Dataset items
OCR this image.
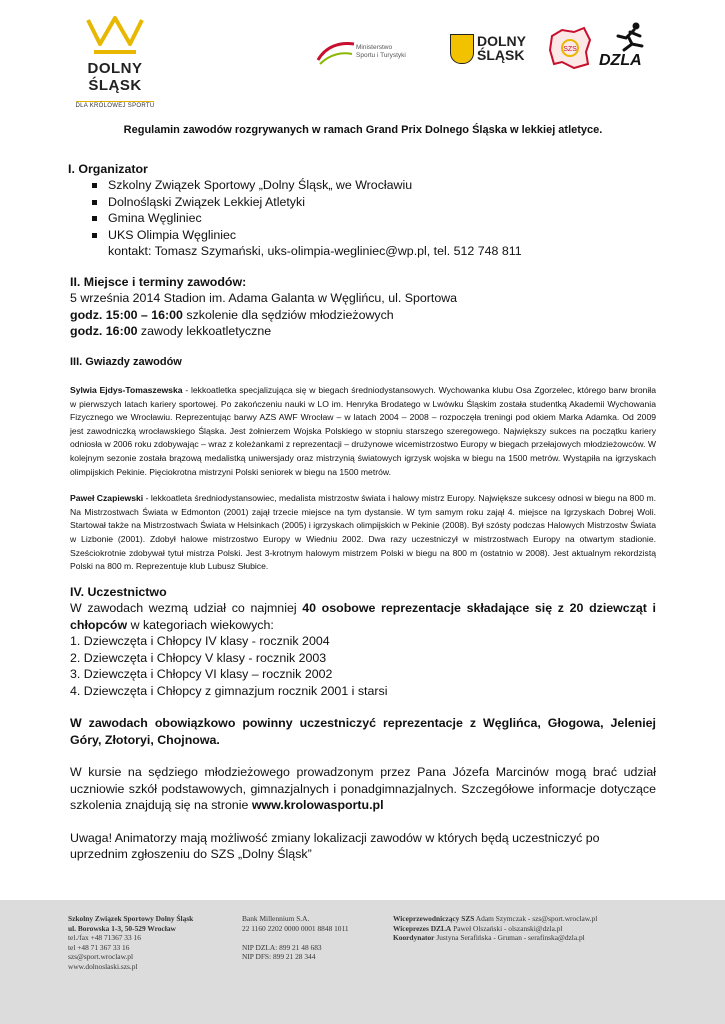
DOLNY ŚLĄSK
DLA KRÓLOWEJ SPORTU
Ministerstwo
Sportu i Turystyki
DOLNY
ŚLĄSK	SZS
DZLA
Regulamin zawodów rozgrywanych w ramach Grand Prix Dolnego Śląska w lekkiej atletyce.
I. Organizator
Szkolny Związek Sportowy „Dolny Śląsk„ we Wrocławiu
Dolnośląski Związek Lekkiej Atletyki
Gmina Węgliniec
UKS Olimpia Węgliniec
kontakt: Tomasz Szymański, uks-olimpia-wegliniec@wp.pl, tel. 512 748 811
II. Miejsce i terminy zawodów:
5 września 2014 Stadion im. Adama Galanta w Węglińcu, ul. Sportowa
godz. 15:00 – 16:00 szkolenie dla sędziów młodzieżowych
godz. 16:00 zawody lekkoatletyczne
III. Gwiazdy zawodów

Sylwia Ejdys-Tomaszewska - lekkoatletka specjalizująca się w biegach średniodystansowych. Wychowanka klubu Osa Zgorzelec, którego barw broniła w pierwszych latach kariery sportowej. Po zakończeniu nauki w LO im. Henryka Brodatego w Lwówku Śląskim została studentką Akademii Wychowania Fizycznego we Wrocławiu. Reprezentując barwy AZS AWF Wrocław – w latach 2004 – 2008 – rozpoczęła treningi pod okiem Marka Adamka. Od 2009 jest zawodniczką wrocławskiego Śląska. Jest żołnierzem Wojska Polskiego w stopniu starszego szeregowego. Największy sukces na początku kariery odniosła w 2006 roku zdobywając – wraz z koleżankami z reprezentacji – drużynowe wicemistrzostwo Europy w biegach przełajowych młodzieżowców. W kolejnym sezonie została brązową medalistką uniwersjady oraz mistrzynią światowych igrzysk wojska w biegu na 1500 metrów. Wystąpiła na igrzyskach olimpijskich Pekinie. Pięciokrotna mistrzyni Polski seniorek w biegu na 1500 metrów.

Paweł Czapiewski - lekkoatleta średniodystansowiec, medalista mistrzostw świata i halowy mistrz Europy. Największe sukcesy odnosi w biegu na 800 m. Na Mistrzostwach Świata w Edmonton (2001) zajął trzecie miejsce na tym dystansie. W tym samym roku zajął 4. miejsce na Igrzyskach Dobrej Woli. Startował także na Mistrzostwach Świata w Helsinkach (2005) i igrzyskach olimpijskich w Pekinie (2008). Był szósty podczas Halowych Mistrzostw Świata w Lizbonie (2001). Zdobył halowe mistrzostwo Europy w Wiedniu 2002. Dwa razy uczestniczył w mistrzostwach Europy na otwartym stadionie. Sześciokrotnie zdobywał tytuł mistrza Polski. Jest 3-krotnym halowym mistrzem Polski w biegu na 800 m (ostatnio w 2008). Jest aktualnym rekordzistą Polski na 800 m. Reprezentuje klub Lubusz Słubice.

IV. Uczestnictwo
W zawodach wezmą udział co najmniej 40 osobowe reprezentacje składające się z 20 dziewcząt i chłopców w kategoriach wiekowych:
1. Dziewczęta i Chłopcy IV klasy - rocznik 2004
2. Dziewczęta i Chłopcy V klasy - rocznik 2003
3. Dziewczęta i Chłopcy VI klasy – rocznik 2002
4. Dziewczęta i Chłopcy z gimnazjum rocznik 2001 i starsi
W zawodach obowiązkowo powinny uczestniczyć reprezentacje z Węglińca, Głogowa, Jeleniej Góry, Złotoryi, Chojnowa.
W kursie na sędziego młodzieżowego prowadzonym przez Pana Józefa Marcinów mogą brać udział uczniowie szkół podstawowych, gimnazjalnych i ponadgimnazjalnych. Szczegółowe informacje dotyczące szkolenia znajdują się na stronie www.krolowasportu.pl
Uwaga! Animatorzy mają możliwość zmiany lokalizacji zawodów w których będą uczestniczyć po uprzednim zgłoszeniu do SZS „Dolny Śląsk”
Szkolny Związek Sportowy Dolny Śląsk
ul. Borowska 1-3, 50-529 Wrocław
tel./fax +48 71367 33 16
tel +48 71 367 33 16
szs@sport.wroclaw.pl
www.dolnoslaski.szs.pl
Bank Millennium S.A.
22 1160 2202 0000 0001 8848 1011
NIP DZLA: 899 21 48 683
NIP DFS: 899 21 28 344
Wiceprzewodniczący SZS Adam Szymczak - szs@sport.wroclaw.pl
Wiceprezes DZLA Paweł Olszański - olszanski@dzla.pl
Koordynator Justyna Serafińska - Gruman - serafinska@dzla.pl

▶ **CHALLENGE**:
Repeat each record exactly, with the pictures left out.

▶ **THE RESPONSE**:
OCR this image.
DOLNY ŚLĄSK
DLA KRÓLOWEJ SPORTU
Ministerstwo
Sportu i Turystyki
DOLNY
ŚLĄSK	SZS
DZLA
Regulamin zawodów rozgrywanych w ramach Grand Prix Dolnego Śląska w lekkiej atletyce.
I. Organizator
Szkolny Związek Sportowy „Dolny Śląsk„ we Wrocławiu
Dolnośląski Związek Lekkiej Atletyki
Gmina Węgliniec
UKS Olimpia Węgliniec
kontakt: Tomasz Szymański, uks-olimpia-wegliniec@wp.pl, tel. 512 748 811
II. Miejsce i terminy zawodów:
5 września 2014 Stadion im. Adama Galanta w Węglińcu, ul. Sportowa
godz. 15:00 – 16:00 szkolenie dla sędziów młodzieżowych
godz. 16:00 zawody lekkoatletyczne
III. Gwiazdy zawodów

Sylwia Ejdys-Tomaszewska - lekkoatletka specjalizująca się w biegach średniodystansowych. Wychowanka klubu Osa Zgorzelec, którego barw broniła w pierwszych latach kariery sportowej. Po zakończeniu nauki w LO im. Henryka Brodatego w Lwówku Śląskim została studentką Akademii Wychowania Fizycznego we Wrocławiu. Reprezentując barwy AZS AWF Wrocław – w latach 2004 – 2008 – rozpoczęła treningi pod okiem Marka Adamka. Od 2009 jest zawodniczką wrocławskiego Śląska. Jest żołnierzem Wojska Polskiego w stopniu starszego szeregowego. Największy sukces na początku kariery odniosła w 2006 roku zdobywając – wraz z koleżankami z reprezentacji – drużynowe wicemistrzostwo Europy w biegach przełajowych młodzieżowców. W kolejnym sezonie została brązową medalistką uniwersjady oraz mistrzynią światowych igrzysk wojska w biegu na 1500 metrów. Wystąpiła na igrzyskach olimpijskich Pekinie. Pięciokrotna mistrzyni Polski seniorek w biegu na 1500 metrów.

Paweł Czapiewski - lekkoatleta średniodystansowiec, medalista mistrzostw świata i halowy mistrz Europy. Największe sukcesy odnosi w biegu na 800 m. Na Mistrzostwach Świata w Edmonton (2001) zajął trzecie miejsce na tym dystansie. W tym samym roku zajął 4. miejsce na Igrzyskach Dobrej Woli. Startował także na Mistrzostwach Świata w Helsinkach (2005) i igrzyskach olimpijskich w Pekinie (2008). Był szósty podczas Halowych Mistrzostw Świata w Lizbonie (2001). Zdobył halowe mistrzostwo Europy w Wiedniu 2002. Dwa razy uczestniczył w mistrzostwach Europy na otwartym stadionie. Sześciokrotnie zdobywał tytuł mistrza Polski. Jest 3-krotnym halowym mistrzem Polski w biegu na 800 m (ostatnio w 2008). Jest aktualnym rekordzistą Polski na 800 m. Reprezentuje klub Lubusz Słubice.

IV. Uczestnictwo
W zawodach wezmą udział co najmniej 40 osobowe reprezentacje składające się z 20 dziewcząt i chłopców w kategoriach wiekowych:
1. Dziewczęta i Chłopcy IV klasy - rocznik 2004
2. Dziewczęta i Chłopcy V klasy - rocznik 2003
3. Dziewczęta i Chłopcy VI klasy – rocznik 2002
4. Dziewczęta i Chłopcy z gimnazjum rocznik 2001 i starsi
W zawodach obowiązkowo powinny uczestniczyć reprezentacje z Węglińca, Głogowa, Jeleniej Góry, Złotoryi, Chojnowa.
W kursie na sędziego młodzieżowego prowadzonym przez Pana Józefa Marcinów mogą brać udział uczniowie szkół podstawowych, gimnazjalnych i ponadgimnazjalnych. Szczegółowe informacje dotyczące szkolenia znajdują się na stronie www.krolowasportu.pl
Uwaga! Animatorzy mają możliwość zmiany lokalizacji zawodów w których będą uczestniczyć po uprzednim zgłoszeniu do SZS „Dolny Śląsk”
Szkolny Związek Sportowy Dolny Śląsk
ul. Borowska 1-3, 50-529 Wrocław
tel./fax +48 71367 33 16
tel +48 71 367 33 16
szs@sport.wroclaw.pl
www.dolnoslaski.szs.pl
Bank Millennium S.A.
22 1160 2202 0000 0001 8848 1011
NIP DZLA: 899 21 48 683
NIP DFS: 899 21 28 344
Wiceprzewodniczący SZS Adam Szymczak - szs@sport.wroclaw.pl
Wiceprezes DZLA Paweł Olszański - olszanski@dzla.pl
Koordynator Justyna Serafińska - Gruman - serafinska@dzla.pl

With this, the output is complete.